TASK: In the data that follows, count each line holding the string "Gallière"; answer with the number only.

INFORMATION PROVIDED:
################

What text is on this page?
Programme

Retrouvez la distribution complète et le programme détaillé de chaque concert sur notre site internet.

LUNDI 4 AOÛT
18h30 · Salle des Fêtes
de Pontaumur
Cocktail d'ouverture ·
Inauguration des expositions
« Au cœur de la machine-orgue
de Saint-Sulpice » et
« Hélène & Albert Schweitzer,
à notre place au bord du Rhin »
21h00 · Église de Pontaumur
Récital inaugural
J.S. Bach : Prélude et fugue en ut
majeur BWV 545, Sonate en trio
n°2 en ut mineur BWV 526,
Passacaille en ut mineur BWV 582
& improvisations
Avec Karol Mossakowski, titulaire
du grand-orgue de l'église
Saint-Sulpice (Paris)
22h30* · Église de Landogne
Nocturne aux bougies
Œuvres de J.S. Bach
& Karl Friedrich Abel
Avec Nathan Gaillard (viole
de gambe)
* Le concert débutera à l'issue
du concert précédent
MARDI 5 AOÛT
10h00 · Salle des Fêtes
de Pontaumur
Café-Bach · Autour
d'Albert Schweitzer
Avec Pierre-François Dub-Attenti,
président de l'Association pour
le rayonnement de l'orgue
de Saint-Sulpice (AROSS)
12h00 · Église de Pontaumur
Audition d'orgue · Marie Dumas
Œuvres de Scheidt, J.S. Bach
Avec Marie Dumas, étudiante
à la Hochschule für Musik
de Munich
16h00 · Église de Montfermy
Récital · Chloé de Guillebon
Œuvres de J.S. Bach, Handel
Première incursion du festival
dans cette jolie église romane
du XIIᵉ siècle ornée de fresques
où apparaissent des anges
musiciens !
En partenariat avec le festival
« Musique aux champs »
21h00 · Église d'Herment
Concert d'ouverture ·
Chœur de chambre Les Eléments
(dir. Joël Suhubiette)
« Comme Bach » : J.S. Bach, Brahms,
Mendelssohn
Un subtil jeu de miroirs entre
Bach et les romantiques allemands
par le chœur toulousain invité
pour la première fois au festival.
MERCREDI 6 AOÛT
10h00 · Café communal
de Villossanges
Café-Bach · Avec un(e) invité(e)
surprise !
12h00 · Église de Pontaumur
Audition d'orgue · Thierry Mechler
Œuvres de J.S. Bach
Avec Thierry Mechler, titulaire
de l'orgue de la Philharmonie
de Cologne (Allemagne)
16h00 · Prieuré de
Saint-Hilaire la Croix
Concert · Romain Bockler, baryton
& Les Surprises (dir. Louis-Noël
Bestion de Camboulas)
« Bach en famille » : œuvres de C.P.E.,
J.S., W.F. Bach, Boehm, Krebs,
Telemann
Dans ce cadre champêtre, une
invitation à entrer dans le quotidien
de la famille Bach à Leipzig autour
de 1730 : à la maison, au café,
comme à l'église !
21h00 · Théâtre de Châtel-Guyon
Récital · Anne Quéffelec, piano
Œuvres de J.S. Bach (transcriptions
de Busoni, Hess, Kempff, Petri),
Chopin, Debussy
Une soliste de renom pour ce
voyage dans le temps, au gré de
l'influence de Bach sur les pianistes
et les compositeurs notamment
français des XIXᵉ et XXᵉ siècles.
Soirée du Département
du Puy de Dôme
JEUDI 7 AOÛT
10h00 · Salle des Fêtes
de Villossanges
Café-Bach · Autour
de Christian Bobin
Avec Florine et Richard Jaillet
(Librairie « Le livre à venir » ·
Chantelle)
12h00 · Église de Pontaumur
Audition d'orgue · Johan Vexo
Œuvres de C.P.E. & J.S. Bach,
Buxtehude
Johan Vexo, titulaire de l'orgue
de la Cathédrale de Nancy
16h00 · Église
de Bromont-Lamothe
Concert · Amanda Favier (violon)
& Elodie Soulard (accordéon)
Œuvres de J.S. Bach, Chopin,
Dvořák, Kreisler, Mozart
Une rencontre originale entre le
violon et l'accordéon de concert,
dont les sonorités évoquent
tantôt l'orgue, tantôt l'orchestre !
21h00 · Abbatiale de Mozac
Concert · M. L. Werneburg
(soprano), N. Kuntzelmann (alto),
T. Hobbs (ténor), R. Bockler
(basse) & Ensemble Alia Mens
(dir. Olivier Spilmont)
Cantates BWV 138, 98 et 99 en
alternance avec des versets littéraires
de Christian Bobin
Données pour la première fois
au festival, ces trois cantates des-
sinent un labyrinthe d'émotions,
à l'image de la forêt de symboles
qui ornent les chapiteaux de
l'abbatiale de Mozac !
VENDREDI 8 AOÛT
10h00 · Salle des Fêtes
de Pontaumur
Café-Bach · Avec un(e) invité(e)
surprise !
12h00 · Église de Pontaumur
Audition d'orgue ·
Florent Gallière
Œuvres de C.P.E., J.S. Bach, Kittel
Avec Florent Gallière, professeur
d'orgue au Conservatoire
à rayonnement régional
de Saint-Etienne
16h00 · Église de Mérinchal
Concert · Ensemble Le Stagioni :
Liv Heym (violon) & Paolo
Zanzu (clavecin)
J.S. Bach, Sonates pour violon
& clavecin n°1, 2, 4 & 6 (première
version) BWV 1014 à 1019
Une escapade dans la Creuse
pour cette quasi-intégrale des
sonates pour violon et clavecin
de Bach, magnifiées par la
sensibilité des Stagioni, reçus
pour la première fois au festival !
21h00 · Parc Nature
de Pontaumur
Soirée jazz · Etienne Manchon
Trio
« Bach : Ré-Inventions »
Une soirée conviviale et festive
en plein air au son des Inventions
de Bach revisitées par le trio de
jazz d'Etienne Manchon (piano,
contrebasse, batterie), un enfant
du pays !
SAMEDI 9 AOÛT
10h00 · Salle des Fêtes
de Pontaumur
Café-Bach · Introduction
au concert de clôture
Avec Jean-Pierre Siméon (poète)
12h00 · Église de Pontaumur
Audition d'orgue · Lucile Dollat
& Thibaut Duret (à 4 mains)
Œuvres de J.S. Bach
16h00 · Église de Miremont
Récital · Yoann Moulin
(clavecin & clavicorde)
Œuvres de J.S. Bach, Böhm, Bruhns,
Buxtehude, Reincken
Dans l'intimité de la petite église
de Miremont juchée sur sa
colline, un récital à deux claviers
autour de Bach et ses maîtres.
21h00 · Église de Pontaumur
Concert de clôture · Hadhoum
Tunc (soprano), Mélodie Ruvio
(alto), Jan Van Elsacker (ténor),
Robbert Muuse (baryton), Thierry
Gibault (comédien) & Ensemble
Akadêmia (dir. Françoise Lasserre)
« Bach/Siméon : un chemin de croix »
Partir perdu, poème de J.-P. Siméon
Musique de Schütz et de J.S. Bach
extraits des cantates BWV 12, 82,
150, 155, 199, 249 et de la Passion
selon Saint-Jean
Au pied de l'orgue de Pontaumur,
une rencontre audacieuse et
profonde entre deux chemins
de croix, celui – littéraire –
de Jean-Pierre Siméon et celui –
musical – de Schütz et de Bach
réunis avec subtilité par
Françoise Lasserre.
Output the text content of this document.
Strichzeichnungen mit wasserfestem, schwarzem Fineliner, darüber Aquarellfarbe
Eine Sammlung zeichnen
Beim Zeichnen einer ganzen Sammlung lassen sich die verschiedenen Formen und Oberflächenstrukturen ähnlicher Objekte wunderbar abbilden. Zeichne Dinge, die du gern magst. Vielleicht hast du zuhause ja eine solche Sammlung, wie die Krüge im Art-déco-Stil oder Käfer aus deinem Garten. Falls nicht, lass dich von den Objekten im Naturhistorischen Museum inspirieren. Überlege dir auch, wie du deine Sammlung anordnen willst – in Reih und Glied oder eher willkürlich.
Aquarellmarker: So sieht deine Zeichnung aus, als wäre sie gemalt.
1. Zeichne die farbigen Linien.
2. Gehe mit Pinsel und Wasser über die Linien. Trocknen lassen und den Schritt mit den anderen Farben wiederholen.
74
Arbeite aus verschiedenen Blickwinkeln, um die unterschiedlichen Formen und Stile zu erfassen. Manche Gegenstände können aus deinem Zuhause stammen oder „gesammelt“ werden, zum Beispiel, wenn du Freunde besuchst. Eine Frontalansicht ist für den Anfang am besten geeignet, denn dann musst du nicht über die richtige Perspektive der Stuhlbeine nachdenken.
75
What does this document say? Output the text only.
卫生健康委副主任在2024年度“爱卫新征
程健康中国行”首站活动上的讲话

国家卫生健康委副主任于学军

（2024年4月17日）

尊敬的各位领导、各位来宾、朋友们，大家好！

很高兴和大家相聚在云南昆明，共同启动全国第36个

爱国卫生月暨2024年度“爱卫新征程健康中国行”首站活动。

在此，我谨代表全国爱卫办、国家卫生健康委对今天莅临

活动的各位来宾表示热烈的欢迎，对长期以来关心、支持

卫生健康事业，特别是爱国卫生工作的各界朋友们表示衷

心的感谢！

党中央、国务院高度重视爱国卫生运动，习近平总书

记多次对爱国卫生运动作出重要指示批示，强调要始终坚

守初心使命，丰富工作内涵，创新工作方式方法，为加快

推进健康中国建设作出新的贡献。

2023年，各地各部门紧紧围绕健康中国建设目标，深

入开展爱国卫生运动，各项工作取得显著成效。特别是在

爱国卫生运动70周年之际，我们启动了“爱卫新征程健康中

################

SOLUTION TO THIS TASK: 2